_Extracted entries_
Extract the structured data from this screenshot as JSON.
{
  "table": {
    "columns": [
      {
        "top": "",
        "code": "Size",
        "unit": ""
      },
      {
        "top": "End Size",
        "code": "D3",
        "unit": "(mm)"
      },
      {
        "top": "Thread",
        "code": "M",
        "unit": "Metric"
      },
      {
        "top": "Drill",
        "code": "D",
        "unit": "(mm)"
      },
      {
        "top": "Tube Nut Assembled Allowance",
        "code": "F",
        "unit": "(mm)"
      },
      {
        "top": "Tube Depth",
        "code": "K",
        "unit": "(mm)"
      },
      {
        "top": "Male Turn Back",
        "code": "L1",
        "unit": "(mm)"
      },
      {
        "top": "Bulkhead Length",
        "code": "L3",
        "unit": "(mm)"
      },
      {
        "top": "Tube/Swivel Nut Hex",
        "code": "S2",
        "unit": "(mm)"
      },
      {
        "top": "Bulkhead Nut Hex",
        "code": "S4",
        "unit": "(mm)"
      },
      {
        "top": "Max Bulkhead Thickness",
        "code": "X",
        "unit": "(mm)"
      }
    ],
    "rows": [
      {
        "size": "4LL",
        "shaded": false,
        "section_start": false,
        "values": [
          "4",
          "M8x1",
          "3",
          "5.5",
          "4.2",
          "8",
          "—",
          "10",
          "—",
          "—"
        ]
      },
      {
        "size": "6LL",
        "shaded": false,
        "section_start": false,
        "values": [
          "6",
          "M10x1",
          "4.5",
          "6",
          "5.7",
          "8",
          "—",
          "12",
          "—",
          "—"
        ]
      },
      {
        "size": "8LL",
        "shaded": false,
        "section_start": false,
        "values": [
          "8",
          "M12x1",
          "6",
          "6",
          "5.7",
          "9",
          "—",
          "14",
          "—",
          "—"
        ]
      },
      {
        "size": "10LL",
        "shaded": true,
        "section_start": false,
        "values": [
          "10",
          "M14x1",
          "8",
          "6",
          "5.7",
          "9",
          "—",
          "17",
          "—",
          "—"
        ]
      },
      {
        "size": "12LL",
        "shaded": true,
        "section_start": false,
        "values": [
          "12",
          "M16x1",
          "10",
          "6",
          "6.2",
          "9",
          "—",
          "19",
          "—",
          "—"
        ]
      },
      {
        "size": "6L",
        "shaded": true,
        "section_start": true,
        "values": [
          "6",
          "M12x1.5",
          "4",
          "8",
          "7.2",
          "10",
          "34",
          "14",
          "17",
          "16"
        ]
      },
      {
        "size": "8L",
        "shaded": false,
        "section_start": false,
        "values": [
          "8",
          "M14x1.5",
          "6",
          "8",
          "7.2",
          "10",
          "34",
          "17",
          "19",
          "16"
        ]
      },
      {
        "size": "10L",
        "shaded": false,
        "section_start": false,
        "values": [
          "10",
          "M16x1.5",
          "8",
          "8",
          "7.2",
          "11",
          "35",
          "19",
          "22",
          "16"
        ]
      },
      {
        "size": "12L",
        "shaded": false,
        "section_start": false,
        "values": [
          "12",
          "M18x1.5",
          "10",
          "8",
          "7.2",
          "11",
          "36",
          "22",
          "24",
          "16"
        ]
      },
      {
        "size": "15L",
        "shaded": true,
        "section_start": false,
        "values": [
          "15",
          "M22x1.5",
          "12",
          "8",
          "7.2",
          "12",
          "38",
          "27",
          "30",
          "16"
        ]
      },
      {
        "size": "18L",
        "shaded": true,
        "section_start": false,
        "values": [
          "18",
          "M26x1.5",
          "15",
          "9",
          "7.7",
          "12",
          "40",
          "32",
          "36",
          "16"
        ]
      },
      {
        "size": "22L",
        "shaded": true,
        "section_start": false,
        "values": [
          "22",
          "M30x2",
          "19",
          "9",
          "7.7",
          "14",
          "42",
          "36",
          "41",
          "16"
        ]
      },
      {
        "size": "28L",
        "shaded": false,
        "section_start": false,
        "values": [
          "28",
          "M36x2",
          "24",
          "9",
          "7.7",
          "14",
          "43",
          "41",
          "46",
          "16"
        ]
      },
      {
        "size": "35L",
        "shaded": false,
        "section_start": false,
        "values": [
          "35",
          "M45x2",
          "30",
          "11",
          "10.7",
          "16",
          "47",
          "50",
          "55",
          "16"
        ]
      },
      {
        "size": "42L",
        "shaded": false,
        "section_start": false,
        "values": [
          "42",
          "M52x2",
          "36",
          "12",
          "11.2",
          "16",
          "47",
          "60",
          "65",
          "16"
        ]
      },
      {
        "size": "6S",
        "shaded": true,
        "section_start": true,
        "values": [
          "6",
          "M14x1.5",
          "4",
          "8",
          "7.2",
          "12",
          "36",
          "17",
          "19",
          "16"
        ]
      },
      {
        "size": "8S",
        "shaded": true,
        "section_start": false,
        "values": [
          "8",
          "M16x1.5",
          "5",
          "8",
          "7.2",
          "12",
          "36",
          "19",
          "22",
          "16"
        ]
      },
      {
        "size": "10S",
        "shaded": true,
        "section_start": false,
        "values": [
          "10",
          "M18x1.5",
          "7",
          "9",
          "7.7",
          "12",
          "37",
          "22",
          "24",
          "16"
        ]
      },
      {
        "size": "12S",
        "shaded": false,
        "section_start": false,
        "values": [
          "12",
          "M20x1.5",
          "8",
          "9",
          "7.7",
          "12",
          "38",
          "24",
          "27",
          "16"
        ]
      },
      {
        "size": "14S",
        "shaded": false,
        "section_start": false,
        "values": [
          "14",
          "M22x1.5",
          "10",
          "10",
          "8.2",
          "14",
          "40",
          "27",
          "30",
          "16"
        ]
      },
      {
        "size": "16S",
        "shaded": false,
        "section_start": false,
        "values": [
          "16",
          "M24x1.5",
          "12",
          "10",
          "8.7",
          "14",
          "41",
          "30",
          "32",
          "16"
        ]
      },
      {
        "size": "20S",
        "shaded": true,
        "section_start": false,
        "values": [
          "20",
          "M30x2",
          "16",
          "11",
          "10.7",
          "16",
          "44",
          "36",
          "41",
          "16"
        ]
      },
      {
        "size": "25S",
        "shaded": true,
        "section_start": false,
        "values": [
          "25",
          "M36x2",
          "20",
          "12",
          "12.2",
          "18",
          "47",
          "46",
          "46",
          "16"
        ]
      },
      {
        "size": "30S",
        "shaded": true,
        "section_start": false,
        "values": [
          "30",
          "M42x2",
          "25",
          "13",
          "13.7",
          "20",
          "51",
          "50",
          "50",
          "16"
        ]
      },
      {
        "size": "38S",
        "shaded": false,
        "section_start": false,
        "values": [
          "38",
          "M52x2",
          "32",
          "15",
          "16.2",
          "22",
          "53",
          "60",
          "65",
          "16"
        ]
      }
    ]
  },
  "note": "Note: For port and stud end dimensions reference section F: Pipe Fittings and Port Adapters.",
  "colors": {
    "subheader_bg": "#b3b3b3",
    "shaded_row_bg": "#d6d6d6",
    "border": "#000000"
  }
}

_Task to carry out_
Show every line of the listing in which the string "code" can be found.

_Written answer_
        "code": "Size",
        "code": "D3",
        "code": "M",
        "code": "D",
        "code": "F",
        "code": "K",
        "code": "L1",
        "code": "L3",
        "code": "S2",
        "code": "S4",
        "code": "X",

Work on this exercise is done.